Skip the pictures. Repeat everything else in the records word for word.

____________

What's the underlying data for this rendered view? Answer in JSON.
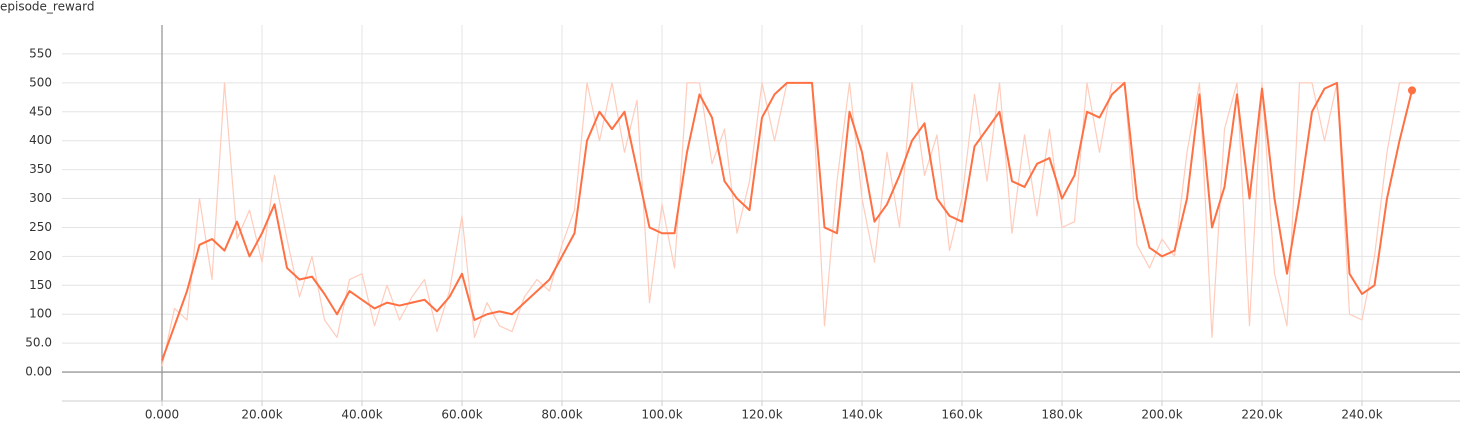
{
  "chart_data": {
    "type": "line",
    "title": "episode_reward",
    "x": [
      0,
      2500,
      5000,
      7500,
      10000,
      12500,
      15000,
      17500,
      20000,
      22500,
      25000,
      27500,
      30000,
      32500,
      35000,
      37500,
      40000,
      42500,
      45000,
      47500,
      50000,
      52500,
      55000,
      57500,
      60000,
      62500,
      65000,
      67500,
      70000,
      72500,
      75000,
      77500,
      80000,
      82500,
      85000,
      87500,
      90000,
      92500,
      95000,
      97500,
      100000,
      102500,
      105000,
      107500,
      110000,
      112500,
      115000,
      117500,
      120000,
      122500,
      125000,
      127500,
      130000,
      132500,
      135000,
      137500,
      140000,
      142500,
      145000,
      147500,
      150000,
      152500,
      155000,
      157500,
      160000,
      162500,
      165000,
      167500,
      170000,
      172500,
      175000,
      177500,
      180000,
      182500,
      185000,
      187500,
      190000,
      192500,
      195000,
      197500,
      200000,
      202500,
      205000,
      207500,
      210000,
      212500,
      215000,
      217500,
      220000,
      222500,
      225000,
      227500,
      230000,
      232500,
      235000,
      237500,
      240000,
      242500,
      245000,
      247500,
      250000
    ],
    "series": [
      {
        "color": "#ff7043",
        "values": [
          20,
          80,
          140,
          220,
          230,
          210,
          260,
          200,
          240,
          290,
          180,
          160,
          165,
          135,
          100,
          140,
          125,
          110,
          120,
          115,
          120,
          125,
          105,
          130,
          170,
          90,
          100,
          105,
          100,
          120,
          140,
          160,
          200,
          240,
          400,
          450,
          420,
          450,
          350,
          250,
          240,
          240,
          380,
          480,
          440,
          330,
          300,
          280,
          440,
          480,
          500,
          500,
          500,
          250,
          240,
          450,
          380,
          260,
          290,
          340,
          400,
          430,
          300,
          270,
          260,
          390,
          420,
          450,
          330,
          320,
          360,
          370,
          300,
          340,
          450,
          440,
          480,
          500,
          300,
          215,
          200,
          210,
          300,
          480,
          250,
          320,
          480,
          300,
          490,
          300,
          170,
          300,
          450,
          490,
          500,
          170,
          135,
          150,
          300,
          400,
          487
        ]
      },
      {
        "color": "#ffccbc",
        "values": [
          10,
          110,
          90,
          300,
          160,
          500,
          230,
          280,
          190,
          340,
          230,
          130,
          200,
          90,
          60,
          160,
          170,
          80,
          150,
          90,
          130,
          160,
          70,
          140,
          270,
          60,
          120,
          80,
          70,
          130,
          160,
          140,
          220,
          280,
          500,
          400,
          500,
          380,
          470,
          120,
          290,
          180,
          500,
          500,
          360,
          420,
          240,
          330,
          500,
          400,
          500,
          500,
          500,
          80,
          330,
          500,
          300,
          190,
          380,
          250,
          500,
          340,
          410,
          210,
          300,
          480,
          330,
          500,
          240,
          410,
          270,
          420,
          250,
          260,
          500,
          380,
          500,
          500,
          220,
          180,
          230,
          200,
          380,
          500,
          60,
          420,
          500,
          80,
          500,
          170,
          80,
          500,
          500,
          400,
          500,
          100,
          90,
          200,
          380,
          500,
          500
        ]
      }
    ],
    "xlim": [
      -20000,
      259600
    ],
    "ylim": [
      -50,
      600
    ],
    "xticks": [
      {
        "value": 0,
        "label": "0.000"
      },
      {
        "value": 20000,
        "label": "20.00k"
      },
      {
        "value": 40000,
        "label": "40.00k"
      },
      {
        "value": 60000,
        "label": "60.00k"
      },
      {
        "value": 80000,
        "label": "80.00k"
      },
      {
        "value": 100000,
        "label": "100.0k"
      },
      {
        "value": 120000,
        "label": "120.0k"
      },
      {
        "value": 140000,
        "label": "140.0k"
      },
      {
        "value": 160000,
        "label": "160.0k"
      },
      {
        "value": 180000,
        "label": "180.0k"
      },
      {
        "value": 200000,
        "label": "200.0k"
      },
      {
        "value": 220000,
        "label": "220.0k"
      },
      {
        "value": 240000,
        "label": "240.0k"
      }
    ],
    "yticks": [
      {
        "value": 0,
        "label": "0.00"
      },
      {
        "value": 50,
        "label": "50.0"
      },
      100,
      150,
      200,
      250,
      300,
      350,
      400,
      450,
      500,
      550
    ],
    "grid": true
  }
}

____________

> _Solution to this problem_:
What's the underlying data for this rendered view? Answer in JSON.
{
  "chart_data": {
    "type": "line",
    "title": "episode_reward",
    "x": [
      0,
      2500,
      5000,
      7500,
      10000,
      12500,
      15000,
      17500,
      20000,
      22500,
      25000,
      27500,
      30000,
      32500,
      35000,
      37500,
      40000,
      42500,
      45000,
      47500,
      50000,
      52500,
      55000,
      57500,
      60000,
      62500,
      65000,
      67500,
      70000,
      72500,
      75000,
      77500,
      80000,
      82500,
      85000,
      87500,
      90000,
      92500,
      95000,
      97500,
      100000,
      102500,
      105000,
      107500,
      110000,
      112500,
      115000,
      117500,
      120000,
      122500,
      125000,
      127500,
      130000,
      132500,
      135000,
      137500,
      140000,
      142500,
      145000,
      147500,
      150000,
      152500,
      155000,
      157500,
      160000,
      162500,
      165000,
      167500,
      170000,
      172500,
      175000,
      177500,
      180000,
      182500,
      185000,
      187500,
      190000,
      192500,
      195000,
      197500,
      200000,
      202500,
      205000,
      207500,
      210000,
      212500,
      215000,
      217500,
      220000,
      222500,
      225000,
      227500,
      230000,
      232500,
      235000,
      237500,
      240000,
      242500,
      245000,
      247500,
      250000
    ],
    "series": [
      {
        "color": "#ff7043",
        "values": [
          20,
          80,
          140,
          220,
          230,
          210,
          260,
          200,
          240,
          290,
          180,
          160,
          165,
          135,
          100,
          140,
          125,
          110,
          120,
          115,
          120,
          125,
          105,
          130,
          170,
          90,
          100,
          105,
          100,
          120,
          140,
          160,
          200,
          240,
          400,
          450,
          420,
          450,
          350,
          250,
          240,
          240,
          380,
          480,
          440,
          330,
          300,
          280,
          440,
          480,
          500,
          500,
          500,
          250,
          240,
          450,
          380,
          260,
          290,
          340,
          400,
          430,
          300,
          270,
          260,
          390,
          420,
          450,
          330,
          320,
          360,
          370,
          300,
          340,
          450,
          440,
          480,
          500,
          300,
          215,
          200,
          210,
          300,
          480,
          250,
          320,
          480,
          300,
          490,
          300,
          170,
          300,
          450,
          490,
          500,
          170,
          135,
          150,
          300,
          400,
          487
        ]
      },
      {
        "color": "#ffccbc",
        "values": [
          10,
          110,
          90,
          300,
          160,
          500,
          230,
          280,
          190,
          340,
          230,
          130,
          200,
          90,
          60,
          160,
          170,
          80,
          150,
          90,
          130,
          160,
          70,
          140,
          270,
          60,
          120,
          80,
          70,
          130,
          160,
          140,
          220,
          280,
          500,
          400,
          500,
          380,
          470,
          120,
          290,
          180,
          500,
          500,
          360,
          420,
          240,
          330,
          500,
          400,
          500,
          500,
          500,
          80,
          330,
          500,
          300,
          190,
          380,
          250,
          500,
          340,
          410,
          210,
          300,
          480,
          330,
          500,
          240,
          410,
          270,
          420,
          250,
          260,
          500,
          380,
          500,
          500,
          220,
          180,
          230,
          200,
          380,
          500,
          60,
          420,
          500,
          80,
          500,
          170,
          80,
          500,
          500,
          400,
          500,
          100,
          90,
          200,
          380,
          500,
          500
        ]
      }
    ],
    "xlim": [
      -20000,
      259600
    ],
    "ylim": [
      -50,
      600
    ],
    "xticks": [
      {
        "value": 0,
        "label": "0.000"
      },
      {
        "value": 20000,
        "label": "20.00k"
      },
      {
        "value": 40000,
        "label": "40.00k"
      },
      {
        "value": 60000,
        "label": "60.00k"
      },
      {
        "value": 80000,
        "label": "80.00k"
      },
      {
        "value": 100000,
        "label": "100.0k"
      },
      {
        "value": 120000,
        "label": "120.0k"
      },
      {
        "value": 140000,
        "label": "140.0k"
      },
      {
        "value": 160000,
        "label": "160.0k"
      },
      {
        "value": 180000,
        "label": "180.0k"
      },
      {
        "value": 200000,
        "label": "200.0k"
      },
      {
        "value": 220000,
        "label": "220.0k"
      },
      {
        "value": 240000,
        "label": "240.0k"
      }
    ],
    "yticks": [
      {
        "value": 0,
        "label": "0.00"
      },
      {
        "value": 50,
        "label": "50.0"
      },
      100,
      150,
      200,
      250,
      300,
      350,
      400,
      450,
      500,
      550
    ],
    "grid": true
  }
}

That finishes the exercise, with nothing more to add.